Task brief:
Reproduce every line of the data below verbatim, without any alteration.

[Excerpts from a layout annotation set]
***

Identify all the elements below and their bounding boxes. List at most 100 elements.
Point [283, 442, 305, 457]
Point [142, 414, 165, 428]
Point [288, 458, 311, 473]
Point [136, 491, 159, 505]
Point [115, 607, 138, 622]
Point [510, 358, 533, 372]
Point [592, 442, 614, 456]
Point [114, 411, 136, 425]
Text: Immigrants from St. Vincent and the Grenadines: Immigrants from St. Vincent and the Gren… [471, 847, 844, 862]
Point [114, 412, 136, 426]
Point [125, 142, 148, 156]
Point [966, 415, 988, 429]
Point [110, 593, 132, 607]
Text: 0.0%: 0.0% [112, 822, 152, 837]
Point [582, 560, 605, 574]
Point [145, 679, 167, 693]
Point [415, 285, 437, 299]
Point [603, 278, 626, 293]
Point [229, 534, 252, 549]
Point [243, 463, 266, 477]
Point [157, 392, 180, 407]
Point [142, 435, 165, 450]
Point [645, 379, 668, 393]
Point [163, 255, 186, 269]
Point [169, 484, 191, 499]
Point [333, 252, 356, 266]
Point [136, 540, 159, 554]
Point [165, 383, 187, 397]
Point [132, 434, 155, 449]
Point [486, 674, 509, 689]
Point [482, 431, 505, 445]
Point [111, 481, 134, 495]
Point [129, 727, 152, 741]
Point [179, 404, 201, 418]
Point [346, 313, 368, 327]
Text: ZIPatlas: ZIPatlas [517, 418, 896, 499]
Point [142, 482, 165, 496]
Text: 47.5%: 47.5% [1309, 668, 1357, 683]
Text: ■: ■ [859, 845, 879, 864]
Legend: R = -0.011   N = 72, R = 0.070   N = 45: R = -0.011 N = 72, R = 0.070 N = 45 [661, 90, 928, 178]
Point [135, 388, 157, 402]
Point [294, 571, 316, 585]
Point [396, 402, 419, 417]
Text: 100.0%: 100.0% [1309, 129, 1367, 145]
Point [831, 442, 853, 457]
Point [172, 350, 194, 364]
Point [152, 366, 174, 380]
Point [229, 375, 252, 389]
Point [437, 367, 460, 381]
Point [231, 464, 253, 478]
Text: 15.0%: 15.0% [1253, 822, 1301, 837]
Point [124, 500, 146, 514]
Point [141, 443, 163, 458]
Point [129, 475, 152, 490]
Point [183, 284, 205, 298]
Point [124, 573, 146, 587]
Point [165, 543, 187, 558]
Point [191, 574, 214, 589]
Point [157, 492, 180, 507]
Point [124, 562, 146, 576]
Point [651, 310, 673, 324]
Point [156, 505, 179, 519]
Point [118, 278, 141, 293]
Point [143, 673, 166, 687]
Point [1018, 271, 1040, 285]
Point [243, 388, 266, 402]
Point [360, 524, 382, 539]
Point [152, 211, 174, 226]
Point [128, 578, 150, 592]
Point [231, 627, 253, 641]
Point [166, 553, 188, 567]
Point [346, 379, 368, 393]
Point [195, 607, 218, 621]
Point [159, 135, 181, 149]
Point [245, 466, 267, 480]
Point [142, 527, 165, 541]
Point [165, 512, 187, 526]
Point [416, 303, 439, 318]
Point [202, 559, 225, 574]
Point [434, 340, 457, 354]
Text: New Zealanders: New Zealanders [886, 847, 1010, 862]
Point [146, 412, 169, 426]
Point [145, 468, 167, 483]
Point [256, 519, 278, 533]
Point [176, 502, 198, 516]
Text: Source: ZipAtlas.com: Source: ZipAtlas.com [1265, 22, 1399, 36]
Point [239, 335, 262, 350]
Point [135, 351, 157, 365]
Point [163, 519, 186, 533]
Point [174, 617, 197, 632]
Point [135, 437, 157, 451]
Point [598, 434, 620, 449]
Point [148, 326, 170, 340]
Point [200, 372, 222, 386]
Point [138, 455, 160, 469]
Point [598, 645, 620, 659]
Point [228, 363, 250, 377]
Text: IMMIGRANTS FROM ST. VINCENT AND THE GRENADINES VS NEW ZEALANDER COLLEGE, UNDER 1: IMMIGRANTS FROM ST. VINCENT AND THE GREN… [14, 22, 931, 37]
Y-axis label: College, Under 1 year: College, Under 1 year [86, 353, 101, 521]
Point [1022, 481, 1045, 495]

***

Result:
Identify all the elements below and their bounding boxes. List at most 100 elements.
Point [283, 442, 305, 457]
Point [142, 414, 165, 428]
Point [288, 458, 311, 473]
Point [136, 491, 159, 505]
Point [115, 607, 138, 622]
Point [510, 358, 533, 372]
Point [592, 442, 614, 456]
Point [114, 411, 136, 425]
Text: Immigrants from St. Vincent and the Grenadines: Immigrants from St. Vincent and the Gren… [471, 847, 844, 862]
Point [114, 412, 136, 426]
Point [125, 142, 148, 156]
Point [966, 415, 988, 429]
Point [110, 593, 132, 607]
Text: 0.0%: 0.0% [112, 822, 152, 837]
Point [582, 560, 605, 574]
Point [145, 679, 167, 693]
Point [415, 285, 437, 299]
Point [603, 278, 626, 293]
Point [229, 534, 252, 549]
Point [243, 463, 266, 477]
Point [157, 392, 180, 407]
Point [142, 435, 165, 450]
Point [645, 379, 668, 393]
Point [163, 255, 186, 269]
Point [169, 484, 191, 499]
Point [333, 252, 356, 266]
Point [136, 540, 159, 554]
Point [165, 383, 187, 397]
Point [132, 434, 155, 449]
Point [486, 674, 509, 689]
Point [482, 431, 505, 445]
Point [111, 481, 134, 495]
Point [129, 727, 152, 741]
Point [179, 404, 201, 418]
Point [346, 313, 368, 327]
Text: ZIPatlas: ZIPatlas [517, 418, 896, 499]
Point [142, 482, 165, 496]
Text: 47.5%: 47.5% [1309, 668, 1357, 683]
Text: ■: ■ [859, 845, 879, 864]
Legend: R = -0.011   N = 72, R = 0.070   N = 45: R = -0.011 N = 72, R = 0.070 N = 45 [661, 90, 928, 178]
Point [135, 388, 157, 402]
Point [294, 571, 316, 585]
Point [396, 402, 419, 417]
Text: 100.0%: 100.0% [1309, 129, 1367, 145]
Point [831, 442, 853, 457]
Point [172, 350, 194, 364]
Point [152, 366, 174, 380]
Point [229, 375, 252, 389]
Point [437, 367, 460, 381]
Point [231, 464, 253, 478]
Text: 15.0%: 15.0% [1253, 822, 1301, 837]
Point [124, 500, 146, 514]
Point [141, 443, 163, 458]
Point [129, 475, 152, 490]
Point [183, 284, 205, 298]
Point [124, 573, 146, 587]
Point [165, 543, 187, 558]
Point [191, 574, 214, 589]
Point [157, 492, 180, 507]
Point [124, 562, 146, 576]
Point [651, 310, 673, 324]
Point [156, 505, 179, 519]
Point [118, 278, 141, 293]
Point [143, 673, 166, 687]
Point [1018, 271, 1040, 285]
Point [243, 388, 266, 402]
Point [360, 524, 382, 539]
Point [152, 211, 174, 226]
Point [128, 578, 150, 592]
Point [231, 627, 253, 641]
Point [166, 553, 188, 567]
Point [346, 379, 368, 393]
Point [195, 607, 218, 621]
Point [159, 135, 181, 149]
Point [245, 466, 267, 480]
Point [142, 527, 165, 541]
Point [165, 512, 187, 526]
Point [416, 303, 439, 318]
Point [202, 559, 225, 574]
Point [434, 340, 457, 354]
Text: New Zealanders: New Zealanders [886, 847, 1010, 862]
Point [146, 412, 169, 426]
Point [145, 468, 167, 483]
Point [256, 519, 278, 533]
Point [176, 502, 198, 516]
Text: Source: ZipAtlas.com: Source: ZipAtlas.com [1265, 22, 1399, 36]
Point [239, 335, 262, 350]
Point [135, 351, 157, 365]
Point [163, 519, 186, 533]
Point [174, 617, 197, 632]
Point [135, 437, 157, 451]
Point [598, 434, 620, 449]
Point [148, 326, 170, 340]
Point [200, 372, 222, 386]
Point [138, 455, 160, 469]
Point [598, 645, 620, 659]
Point [228, 363, 250, 377]
Text: IMMIGRANTS FROM ST. VINCENT AND THE GRENADINES VS NEW ZEALANDER COLLEGE, UNDER 1: IMMIGRANTS FROM ST. VINCENT AND THE GREN… [14, 22, 931, 37]
Y-axis label: College, Under 1 year: College, Under 1 year [86, 353, 101, 521]
Point [1022, 481, 1045, 495]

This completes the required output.